Em novembro de 1999, teve início, na cidade de Seattle, no estado norte-americano de Washington, a terceira Conferência Ministerial da Organização Mundial do Comércio (OMC). Diplomatas e representantes de diversos países foram até aquela cidade para lançar nova rodada de negociações comerciais.
O encontro tinha como objetivo servir como marco inicial de negociações para ampliar o escopo de atuação da OMC – incluindo na sua agenda temas variados, como investimentos, compras governamentais, facilitação do comércio, entre outros. Entretanto, o que aconteceu em Seattle foi assustadoramente inesperado. Dezenas de milhares de manifestantes reuniram-se em protesto – que rapidamente se tornaram violentos.
Lojas foram saqueadas e partes da cidade foram sitiadas. Policiais de Seattle dispersavam os manifestantes com balas de borracha e bombas de efeito moral. A Conferência foi iniciada somente em 1º de dezembro. Estimativas conservadoras indicaram que mais de 40 mil pessoas tomaram as ruas da cidade — um número sem precedente para uma manifestação contra uma negociação comercial técnica. Diante desse cenário, as negociações não avançaram e o encontro foi rapidamente encerrado. Nova rodada de negociações multilaterais seria lançada apenas dois anos depois, na remota cidade de Doha, no Catar.
Os eventos ocorridos naquela Conferência Ministerial, em novembro de 1999, ganharam o apelido de “a batalha de Seattle”. Os motivos dos protestos eram variados – porém, o que parecia unir os manifestantes eram preocupações múltiplas com o atual estágio de desenvolvimento do capitalismo global e seus efeitos distributivos. Aqueles protestos eram, em essência, antiglobalização.

**Linhas de dados:**
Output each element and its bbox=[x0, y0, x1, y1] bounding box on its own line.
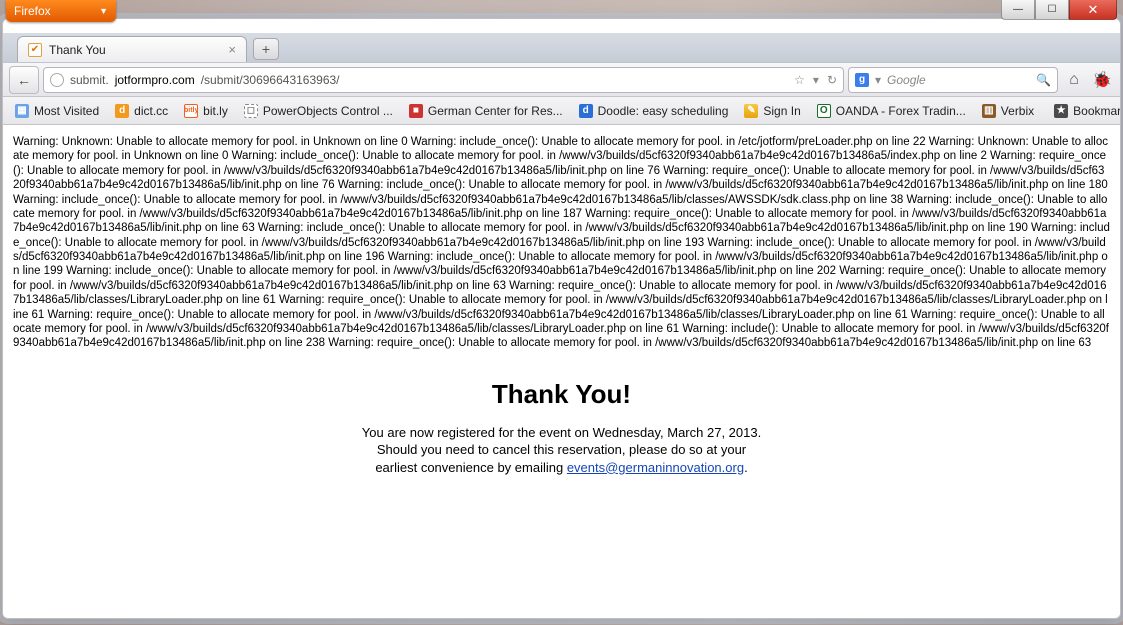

**Instruções:**
A: De acordo com o trecho fornecido, em que cidade foi lançada a nova rodada de negociações multilaterais, dois anos após a conferência de Seattle?
B: Reescreva o trecho fornecido entre "O encontro tinha" e "se tornaram violentos.", inclusive, trocando "escopo" por "alcance".
As linhas de dados não têm nenhuma relação com o trecho fornecido.

**Respostas:**
A: Em Doha, no Catar.

B:
O encontro tinha como objetivo servir como marco inicial de negociações para ampliar o alcance de atuação da OMC – incluindo na sua agenda temas variados, como investimentos, compras governamentais, facilitação do comércio, entre outros. Entretanto, o que aconteceu em Seattle foi assustadoramente inesperado. Dezenas de milhares de manifestantes reuniram-se em protesto – que rapidamente se tornaram violentos.